***** ENTRIES SUPPLIED *****
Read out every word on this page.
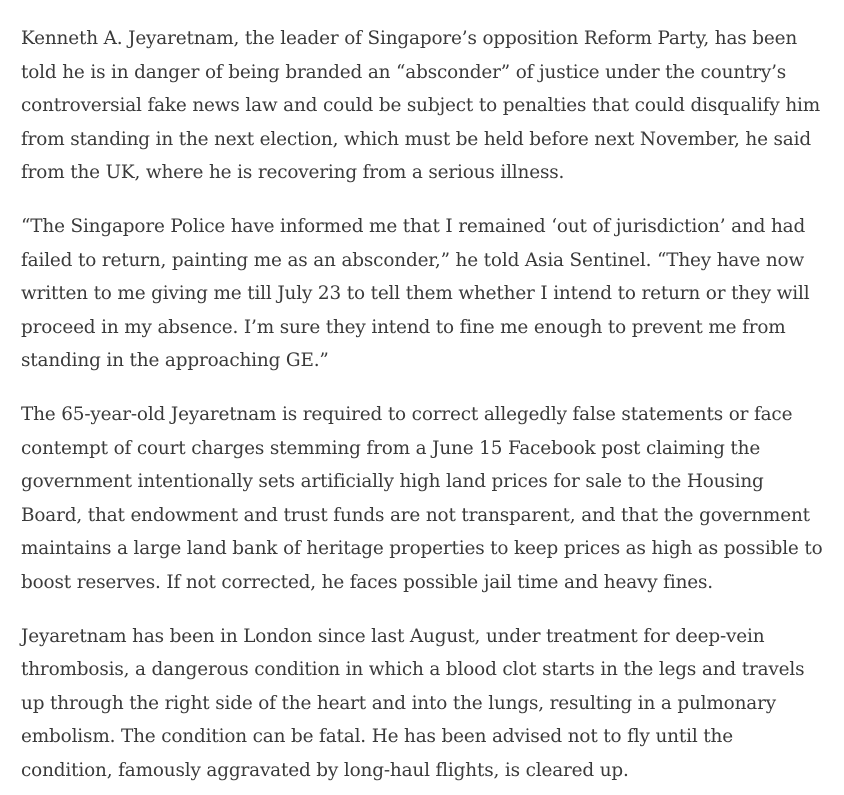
Kenneth A. Jeyaretnam, the leader of Singapore’s opposition Reform Party, has been told he is in danger of being branded an “absconder” of justice under the country’s controversial fake news law and could be subject to penalties that could disqualify him from standing in the next election, which must be held before next November, he said from the UK, where he is recovering from a serious illness.

“The Singapore Police have informed me that I remained ‘out of jurisdiction’ and had failed to return, painting me as an absconder,” he told Asia Sentinel. “They have now written to me giving me till July 23 to tell them whether I intend to return or they will proceed in my absence. I’m sure they intend to fine me enough to prevent me from standing in the approaching GE.”

The 65-year-old Jeyaretnam is required to correct allegedly false statements or face contempt of court charges stemming from a June 15 Facebook post claiming the government intentionally sets artificially high land prices for sale to the Housing Board, that endowment and trust funds are not transparent, and that the government maintains a large land bank of heritage properties to keep prices as high as possible to boost reserves. If not corrected, he faces possible jail time and heavy fines.

Jeyaretnam has been in London since last August, under treatment for deep-vein thrombosis, a dangerous condition in which a blood clot starts in the legs and travels up through the right side of the heart and into the lungs, resulting in a pulmonary embolism. The condition can be fatal. He has been advised not to fly until the condition, famously aggravated by long-haul flights, is cleared up.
*****
▶ WHAT TO WORK ON
Copy all the lines of data exactly as they appear, dropping any images.

▶ COMPLETE ANSWER
Read out every word on this page.
Kenneth A. Jeyaretnam, the leader of Singapore’s opposition Reform Party, has been told he is in danger of being branded an “absconder” of justice under the country’s controversial fake news law and could be subject to penalties that could disqualify him from standing in the next election, which must be held before next November, he said from the UK, where he is recovering from a serious illness.

“The Singapore Police have informed me that I remained ‘out of jurisdiction’ and had failed to return, painting me as an absconder,” he told Asia Sentinel. “They have now written to me giving me till July 23 to tell them whether I intend to return or they will proceed in my absence. I’m sure they intend to fine me enough to prevent me from standing in the approaching GE.”

The 65-year-old Jeyaretnam is required to correct allegedly false statements or face contempt of court charges stemming from a June 15 Facebook post claiming the government intentionally sets artificially high land prices for sale to the Housing Board, that endowment and trust funds are not transparent, and that the government maintains a large land bank of heritage properties to keep prices as high as possible to boost reserves. If not corrected, he faces possible jail time and heavy fines.

Jeyaretnam has been in London since last August, under treatment for deep-vein thrombosis, a dangerous condition in which a blood clot starts in the legs and travels up through the right side of the heart and into the lungs, resulting in a pulmonary embolism. The condition can be fatal. He has been advised not to fly until the condition, famously aggravated by long-haul flights, is cleared up.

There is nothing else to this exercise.